━━━ Records for the exercise

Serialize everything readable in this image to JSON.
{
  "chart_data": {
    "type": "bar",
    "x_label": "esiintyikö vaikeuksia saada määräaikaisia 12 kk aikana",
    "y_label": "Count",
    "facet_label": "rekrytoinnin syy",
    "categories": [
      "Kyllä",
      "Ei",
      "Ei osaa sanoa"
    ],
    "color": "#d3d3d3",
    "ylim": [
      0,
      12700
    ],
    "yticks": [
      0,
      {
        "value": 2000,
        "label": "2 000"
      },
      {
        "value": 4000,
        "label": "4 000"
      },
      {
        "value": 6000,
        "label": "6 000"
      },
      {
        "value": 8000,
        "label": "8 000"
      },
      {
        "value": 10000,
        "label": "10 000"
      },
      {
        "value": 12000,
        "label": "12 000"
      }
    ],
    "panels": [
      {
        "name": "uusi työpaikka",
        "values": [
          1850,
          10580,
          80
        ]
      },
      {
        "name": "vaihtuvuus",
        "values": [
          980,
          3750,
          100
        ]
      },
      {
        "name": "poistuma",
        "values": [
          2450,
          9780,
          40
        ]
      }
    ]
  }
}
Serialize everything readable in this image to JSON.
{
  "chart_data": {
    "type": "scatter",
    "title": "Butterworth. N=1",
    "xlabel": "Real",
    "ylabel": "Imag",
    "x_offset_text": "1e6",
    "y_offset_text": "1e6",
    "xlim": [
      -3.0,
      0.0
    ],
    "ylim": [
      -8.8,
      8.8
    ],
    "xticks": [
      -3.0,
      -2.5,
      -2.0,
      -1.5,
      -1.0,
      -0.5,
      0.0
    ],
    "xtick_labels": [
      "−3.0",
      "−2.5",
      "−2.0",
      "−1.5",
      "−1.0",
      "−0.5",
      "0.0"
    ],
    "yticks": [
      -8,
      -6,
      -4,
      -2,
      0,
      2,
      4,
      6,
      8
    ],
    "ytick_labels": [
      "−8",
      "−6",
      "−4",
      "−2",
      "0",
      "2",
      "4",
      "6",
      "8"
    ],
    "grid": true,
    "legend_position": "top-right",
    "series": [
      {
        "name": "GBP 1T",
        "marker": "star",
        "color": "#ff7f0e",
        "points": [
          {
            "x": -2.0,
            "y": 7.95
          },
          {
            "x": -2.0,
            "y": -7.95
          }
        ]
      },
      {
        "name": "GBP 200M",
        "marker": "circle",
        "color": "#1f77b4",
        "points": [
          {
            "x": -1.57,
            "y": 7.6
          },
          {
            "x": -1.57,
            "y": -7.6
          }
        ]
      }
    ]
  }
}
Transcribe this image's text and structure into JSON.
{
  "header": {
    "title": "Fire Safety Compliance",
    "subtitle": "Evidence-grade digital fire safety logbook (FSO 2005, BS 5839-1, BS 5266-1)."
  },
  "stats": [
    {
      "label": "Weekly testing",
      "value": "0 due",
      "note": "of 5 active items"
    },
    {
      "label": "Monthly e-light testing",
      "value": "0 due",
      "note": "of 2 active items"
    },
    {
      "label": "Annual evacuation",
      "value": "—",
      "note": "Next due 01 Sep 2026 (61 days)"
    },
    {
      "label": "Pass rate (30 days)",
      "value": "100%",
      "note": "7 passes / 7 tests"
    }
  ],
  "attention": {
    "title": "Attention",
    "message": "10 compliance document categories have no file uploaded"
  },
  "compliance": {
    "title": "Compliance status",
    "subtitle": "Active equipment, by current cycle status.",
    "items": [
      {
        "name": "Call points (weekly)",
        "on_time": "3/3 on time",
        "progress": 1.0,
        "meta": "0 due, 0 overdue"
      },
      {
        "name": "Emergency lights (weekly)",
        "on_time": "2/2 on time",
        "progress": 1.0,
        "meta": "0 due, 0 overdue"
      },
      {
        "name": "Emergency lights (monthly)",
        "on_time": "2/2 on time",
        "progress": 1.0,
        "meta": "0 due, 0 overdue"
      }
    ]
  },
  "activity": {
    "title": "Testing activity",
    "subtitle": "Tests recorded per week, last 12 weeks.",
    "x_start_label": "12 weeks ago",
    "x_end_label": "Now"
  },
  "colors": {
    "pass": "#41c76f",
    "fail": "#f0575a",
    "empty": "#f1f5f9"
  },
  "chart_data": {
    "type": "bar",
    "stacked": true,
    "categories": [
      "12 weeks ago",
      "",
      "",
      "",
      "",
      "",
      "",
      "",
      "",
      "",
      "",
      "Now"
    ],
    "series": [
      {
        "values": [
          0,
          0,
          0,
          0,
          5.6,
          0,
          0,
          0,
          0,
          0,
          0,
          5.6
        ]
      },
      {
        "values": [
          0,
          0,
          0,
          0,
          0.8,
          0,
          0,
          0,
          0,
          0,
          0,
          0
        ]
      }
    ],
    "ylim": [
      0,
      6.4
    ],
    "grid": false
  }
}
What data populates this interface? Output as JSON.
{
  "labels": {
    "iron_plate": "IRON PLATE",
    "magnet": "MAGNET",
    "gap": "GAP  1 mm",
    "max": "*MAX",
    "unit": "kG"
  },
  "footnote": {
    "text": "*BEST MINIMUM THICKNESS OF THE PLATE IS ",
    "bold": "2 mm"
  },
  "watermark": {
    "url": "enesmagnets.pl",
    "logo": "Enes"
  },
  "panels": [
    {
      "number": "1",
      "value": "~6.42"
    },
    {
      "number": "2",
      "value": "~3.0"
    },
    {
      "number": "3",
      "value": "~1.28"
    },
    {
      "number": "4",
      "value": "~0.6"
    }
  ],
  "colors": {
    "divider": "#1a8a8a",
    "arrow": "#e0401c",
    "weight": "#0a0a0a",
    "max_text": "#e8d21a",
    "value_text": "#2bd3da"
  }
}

━━━━━━

To do -
Determine how many lines in the listing above hold the word "status", answering with the number only.

Solution -
2